** START Entries provided **
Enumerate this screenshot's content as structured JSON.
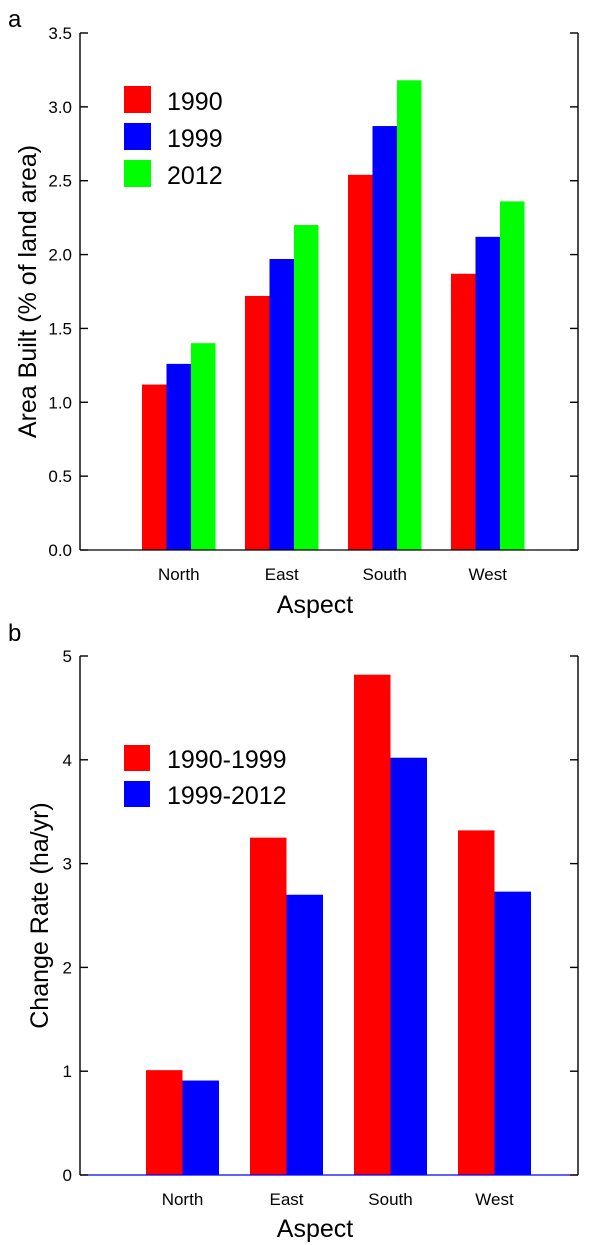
{
  "chart_data": [
    {
      "panel": "a",
      "type": "bar",
      "xlabel": "Aspect",
      "ylabel": "Area Built (% of land area)",
      "categories": [
        "North",
        "East",
        "South",
        "West"
      ],
      "ylim": [
        0,
        3.5
      ],
      "yticks": [
        0.0,
        0.5,
        1.0,
        1.5,
        2.0,
        2.5,
        3.0,
        3.5
      ],
      "ytick_labels": [
        "0.0",
        "0.5",
        "1.0",
        "1.5",
        "2.0",
        "2.5",
        "3.0",
        "3.5"
      ],
      "grid": false,
      "legend_position": "top-left",
      "series": [
        {
          "name": "1990",
          "color": "#ff0000",
          "values": [
            1.12,
            1.72,
            2.54,
            1.87
          ]
        },
        {
          "name": "1999",
          "color": "#0000ff",
          "values": [
            1.26,
            1.97,
            2.87,
            2.12
          ]
        },
        {
          "name": "2012",
          "color": "#00ff00",
          "values": [
            1.4,
            2.2,
            3.18,
            2.36
          ]
        }
      ]
    },
    {
      "panel": "b",
      "type": "bar",
      "xlabel": "Aspect",
      "ylabel": "Change Rate (ha/yr)",
      "categories": [
        "North",
        "East",
        "South",
        "West"
      ],
      "ylim": [
        0,
        5
      ],
      "yticks": [
        0,
        1,
        2,
        3,
        4,
        5
      ],
      "ytick_labels": [
        "0",
        "1",
        "2",
        "3",
        "4",
        "5"
      ],
      "grid": false,
      "legend_position": "top-left",
      "series": [
        {
          "name": "1990-1999",
          "color": "#ff0000",
          "values": [
            1.01,
            3.25,
            4.82,
            3.32
          ]
        },
        {
          "name": "1999-2012",
          "color": "#0000ff",
          "values": [
            0.91,
            2.7,
            4.02,
            2.73
          ]
        }
      ]
    }
  ]
}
** END Entries provided **
### Task description
Each line of the material must be retyped exactly, except that images are omitted.

### Solution for this task
Enumerate this screenshot's content as structured JSON.
{
  "chart_data": [
    {
      "panel": "a",
      "type": "bar",
      "xlabel": "Aspect",
      "ylabel": "Area Built (% of land area)",
      "categories": [
        "North",
        "East",
        "South",
        "West"
      ],
      "ylim": [
        0,
        3.5
      ],
      "yticks": [
        0.0,
        0.5,
        1.0,
        1.5,
        2.0,
        2.5,
        3.0,
        3.5
      ],
      "ytick_labels": [
        "0.0",
        "0.5",
        "1.0",
        "1.5",
        "2.0",
        "2.5",
        "3.0",
        "3.5"
      ],
      "grid": false,
      "legend_position": "top-left",
      "series": [
        {
          "name": "1990",
          "color": "#ff0000",
          "values": [
            1.12,
            1.72,
            2.54,
            1.87
          ]
        },
        {
          "name": "1999",
          "color": "#0000ff",
          "values": [
            1.26,
            1.97,
            2.87,
            2.12
          ]
        },
        {
          "name": "2012",
          "color": "#00ff00",
          "values": [
            1.4,
            2.2,
            3.18,
            2.36
          ]
        }
      ]
    },
    {
      "panel": "b",
      "type": "bar",
      "xlabel": "Aspect",
      "ylabel": "Change Rate (ha/yr)",
      "categories": [
        "North",
        "East",
        "South",
        "West"
      ],
      "ylim": [
        0,
        5
      ],
      "yticks": [
        0,
        1,
        2,
        3,
        4,
        5
      ],
      "ytick_labels": [
        "0",
        "1",
        "2",
        "3",
        "4",
        "5"
      ],
      "grid": false,
      "legend_position": "top-left",
      "series": [
        {
          "name": "1990-1999",
          "color": "#ff0000",
          "values": [
            1.01,
            3.25,
            4.82,
            3.32
          ]
        },
        {
          "name": "1999-2012",
          "color": "#0000ff",
          "values": [
            0.91,
            2.7,
            4.02,
            2.73
          ]
        }
      ]
    }
  ]
}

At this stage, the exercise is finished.